#### WRITTEN INSTRUCTION:
Pull each line containing "height" out of the data and copy it.
### DATASET EXCERPTS ###
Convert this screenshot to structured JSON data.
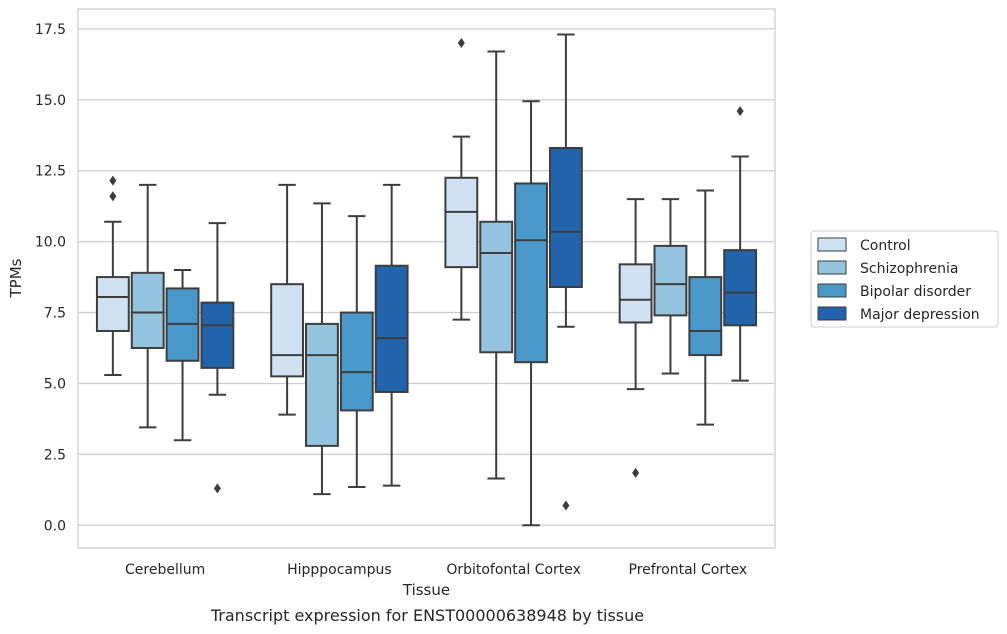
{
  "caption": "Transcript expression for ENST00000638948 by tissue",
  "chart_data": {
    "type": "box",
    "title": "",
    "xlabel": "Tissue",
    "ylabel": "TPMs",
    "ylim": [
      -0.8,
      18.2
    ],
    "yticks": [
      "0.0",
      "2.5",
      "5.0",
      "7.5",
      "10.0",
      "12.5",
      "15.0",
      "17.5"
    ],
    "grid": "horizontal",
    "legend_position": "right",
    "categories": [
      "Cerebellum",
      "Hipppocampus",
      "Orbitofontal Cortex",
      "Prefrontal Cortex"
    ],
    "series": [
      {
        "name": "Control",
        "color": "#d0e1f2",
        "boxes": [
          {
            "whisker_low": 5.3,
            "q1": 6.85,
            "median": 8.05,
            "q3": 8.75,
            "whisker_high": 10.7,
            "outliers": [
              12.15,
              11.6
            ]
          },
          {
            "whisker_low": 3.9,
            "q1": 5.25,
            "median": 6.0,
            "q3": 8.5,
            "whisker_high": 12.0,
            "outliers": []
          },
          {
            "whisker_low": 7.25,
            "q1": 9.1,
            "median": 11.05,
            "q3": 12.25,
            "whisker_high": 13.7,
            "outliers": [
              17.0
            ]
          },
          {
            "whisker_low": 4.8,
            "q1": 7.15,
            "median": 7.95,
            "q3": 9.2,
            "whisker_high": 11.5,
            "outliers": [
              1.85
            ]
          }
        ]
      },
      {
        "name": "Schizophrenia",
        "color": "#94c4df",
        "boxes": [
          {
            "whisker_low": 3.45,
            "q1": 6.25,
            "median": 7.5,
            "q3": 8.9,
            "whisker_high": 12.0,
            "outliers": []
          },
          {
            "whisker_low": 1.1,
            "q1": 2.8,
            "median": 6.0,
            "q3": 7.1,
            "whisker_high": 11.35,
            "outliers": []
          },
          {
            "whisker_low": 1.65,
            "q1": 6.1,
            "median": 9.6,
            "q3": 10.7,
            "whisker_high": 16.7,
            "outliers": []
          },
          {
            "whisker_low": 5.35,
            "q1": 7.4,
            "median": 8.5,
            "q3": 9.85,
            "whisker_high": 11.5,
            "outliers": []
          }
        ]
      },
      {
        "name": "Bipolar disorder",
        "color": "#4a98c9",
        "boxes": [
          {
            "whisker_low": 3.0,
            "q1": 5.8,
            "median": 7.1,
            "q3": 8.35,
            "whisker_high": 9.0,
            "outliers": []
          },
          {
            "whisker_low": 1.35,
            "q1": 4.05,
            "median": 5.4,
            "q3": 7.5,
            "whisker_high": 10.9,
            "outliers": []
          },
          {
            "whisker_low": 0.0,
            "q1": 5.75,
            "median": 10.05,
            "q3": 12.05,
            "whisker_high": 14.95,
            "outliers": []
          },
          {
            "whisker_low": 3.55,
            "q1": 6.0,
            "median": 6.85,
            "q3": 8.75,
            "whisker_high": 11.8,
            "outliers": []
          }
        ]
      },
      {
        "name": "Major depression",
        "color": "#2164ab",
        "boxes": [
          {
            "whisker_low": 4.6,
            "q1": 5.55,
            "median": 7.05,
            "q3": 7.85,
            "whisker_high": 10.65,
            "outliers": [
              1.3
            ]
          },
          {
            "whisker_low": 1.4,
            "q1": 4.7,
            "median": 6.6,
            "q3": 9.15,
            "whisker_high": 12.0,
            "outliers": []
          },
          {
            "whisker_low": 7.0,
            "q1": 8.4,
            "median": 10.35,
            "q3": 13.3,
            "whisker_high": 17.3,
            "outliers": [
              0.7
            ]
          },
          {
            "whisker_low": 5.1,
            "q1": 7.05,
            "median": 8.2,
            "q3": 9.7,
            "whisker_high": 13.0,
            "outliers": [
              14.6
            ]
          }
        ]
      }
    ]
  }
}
###
### DATASET EXCERPTS ###
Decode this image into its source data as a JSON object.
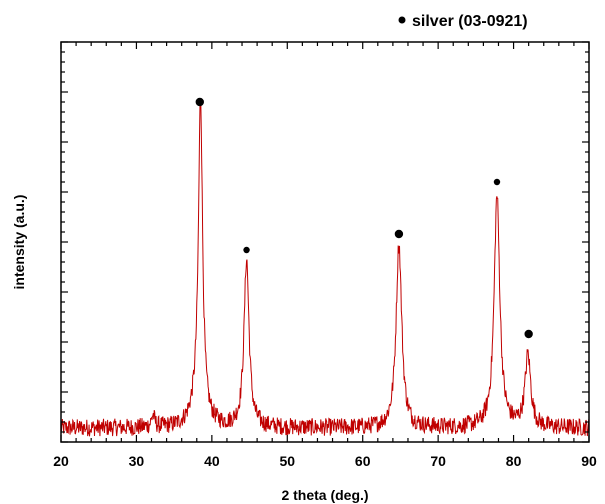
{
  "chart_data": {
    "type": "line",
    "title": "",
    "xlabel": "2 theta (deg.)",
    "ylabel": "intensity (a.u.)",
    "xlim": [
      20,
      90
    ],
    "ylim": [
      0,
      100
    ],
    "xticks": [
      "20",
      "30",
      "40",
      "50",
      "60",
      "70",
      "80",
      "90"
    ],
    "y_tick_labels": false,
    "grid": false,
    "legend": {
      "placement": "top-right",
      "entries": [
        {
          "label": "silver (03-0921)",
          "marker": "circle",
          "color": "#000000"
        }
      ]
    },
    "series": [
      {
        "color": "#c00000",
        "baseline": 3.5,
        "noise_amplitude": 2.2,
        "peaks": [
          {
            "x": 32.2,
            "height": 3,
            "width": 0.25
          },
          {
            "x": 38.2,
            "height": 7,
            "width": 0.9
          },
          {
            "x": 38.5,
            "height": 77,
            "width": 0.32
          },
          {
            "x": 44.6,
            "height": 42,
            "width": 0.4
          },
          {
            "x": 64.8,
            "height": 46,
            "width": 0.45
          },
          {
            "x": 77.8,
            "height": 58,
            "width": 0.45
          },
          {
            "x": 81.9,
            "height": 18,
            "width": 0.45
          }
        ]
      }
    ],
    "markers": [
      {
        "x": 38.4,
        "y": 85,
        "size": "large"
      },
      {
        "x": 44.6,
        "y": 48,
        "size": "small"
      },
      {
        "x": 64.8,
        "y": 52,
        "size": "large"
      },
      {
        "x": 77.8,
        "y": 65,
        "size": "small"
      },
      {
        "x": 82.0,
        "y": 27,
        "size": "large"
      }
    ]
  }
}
###
#### COMPLETE ANSWER:
            "height": 3,
            "height": 7,
            "height": 77,
            "height": 42,
            "height": 46,
            "height": 58,
            "height": 18,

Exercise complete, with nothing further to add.